## Problem
Please transcribe the records precisely; pictures stay out of your copy.

Dataset items
++++++

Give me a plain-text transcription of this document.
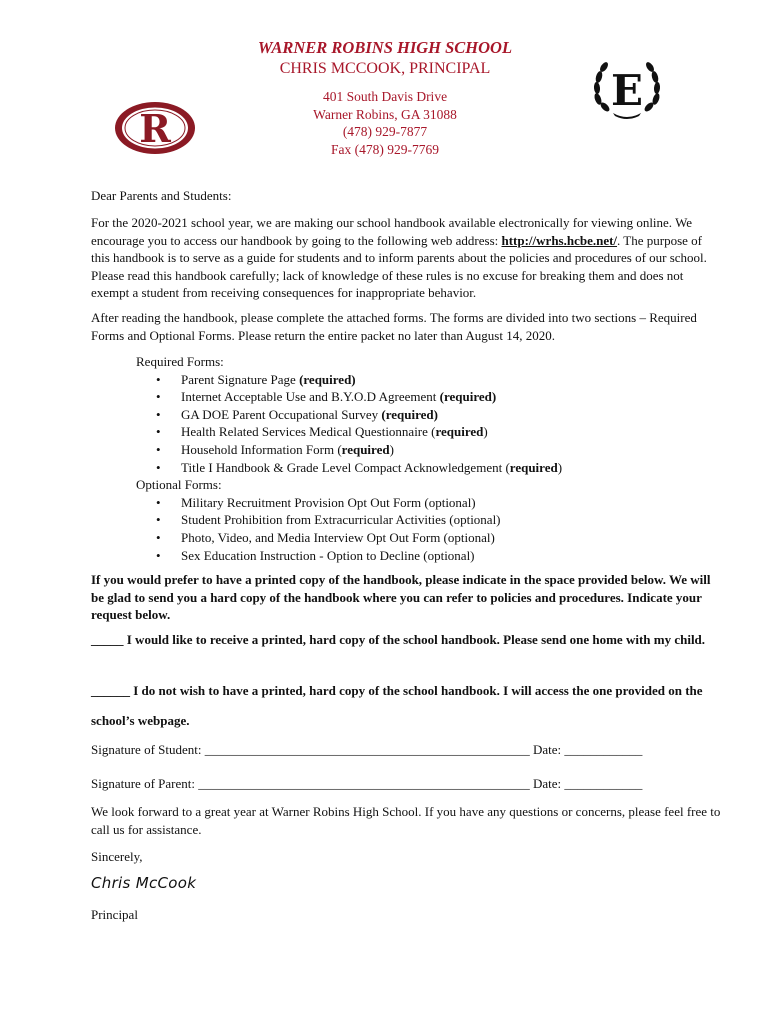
WARNER ROBINS HIGH SCHOOL
CHRIS MCCOOK, PRINCIPAL
401 South Davis Drive
Warner Robins, GA 31088
(478) 929-7877
Fax (478) 929-7769
R
E

Dear Parents and Students:

For the 2020-2021 school year, we are making our school handbook available electronically for viewing online. We encourage you to access our handbook by going to the following web address: http://wrhs.hcbe.net/. The purpose of this handbook is to serve as a guide for students and to inform parents about the policies and procedures of our school. Please read this handbook carefully; lack of knowledge of these rules is no excuse for breaking them and does not exempt a student from receiving consequences for inappropriate behavior.

After reading the handbook, please complete the attached forms. The forms are divided into two sections – Required Forms and Optional Forms. Please return the entire packet no later than August 14, 2020.

Required Forms:
• Parent Signature Page (required)
• Internet Acceptable Use and B.Y.O.D Agreement (required)
• GA DOE Parent Occupational Survey (required)
• Health Related Services Medical Questionnaire (required)
• Household Information Form (required)
• Title I Handbook & Grade Level Compact Acknowledgement (required)
Optional Forms:
• Military Recruitment Provision Opt Out Form (optional)
• Student Prohibition from Extracurricular Activities (optional)
• Photo, Video, and Media Interview Opt Out Form (optional)
• Sex Education Instruction - Option to Decline (optional)

If you would prefer to have a printed copy of the handbook, please indicate in the space provided below. We will be glad to send you a hard copy of the handbook where you can refer to policies and procedures. Indicate your request below.

_____ I would like to receive a printed, hard copy of the school handbook. Please send one home with my child.

______ I do not wish to have a printed, hard copy of the school handbook. I will access the one provided on the school’s webpage.

Signature of Student: __________________________________________________ Date: ____________

Signature of Parent: ___________________________________________________ Date: ____________

We look forward to a great year at Warner Robins High School. If you have any questions or concerns, please feel free to call us for assistance.

Sincerely,

Chris McCook
Principal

++++++

## Solution for this problem
Give me a plain-text transcription of this document.
WARNER ROBINS HIGH SCHOOL
CHRIS MCCOOK, PRINCIPAL
401 South Davis Drive
Warner Robins, GA 31088
(478) 929-7877
Fax (478) 929-7769
R
E

Dear Parents and Students:

For the 2020-2021 school year, we are making our school handbook available electronically for viewing online. We encourage you to access our handbook by going to the following web address: http://wrhs.hcbe.net/. The purpose of this handbook is to serve as a guide for students and to inform parents about the policies and procedures of our school. Please read this handbook carefully; lack of knowledge of these rules is no excuse for breaking them and does not exempt a student from receiving consequences for inappropriate behavior.

After reading the handbook, please complete the attached forms. The forms are divided into two sections – Required Forms and Optional Forms. Please return the entire packet no later than August 14, 2020.

Required Forms:
• Parent Signature Page (required)
• Internet Acceptable Use and B.Y.O.D Agreement (required)
• GA DOE Parent Occupational Survey (required)
• Health Related Services Medical Questionnaire (required)
• Household Information Form (required)
• Title I Handbook & Grade Level Compact Acknowledgement (required)
Optional Forms:
• Military Recruitment Provision Opt Out Form (optional)
• Student Prohibition from Extracurricular Activities (optional)
• Photo, Video, and Media Interview Opt Out Form (optional)
• Sex Education Instruction - Option to Decline (optional)

If you would prefer to have a printed copy of the handbook, please indicate in the space provided below. We will be glad to send you a hard copy of the handbook where you can refer to policies and procedures. Indicate your request below.

_____ I would like to receive a printed, hard copy of the school handbook. Please send one home with my child.

______ I do not wish to have a printed, hard copy of the school handbook. I will access the one provided on the school’s webpage.

Signature of Student: __________________________________________________ Date: ____________

Signature of Parent: ___________________________________________________ Date: ____________

We look forward to a great year at Warner Robins High School. If you have any questions or concerns, please feel free to call us for assistance.

Sincerely,

Chris McCook
Principal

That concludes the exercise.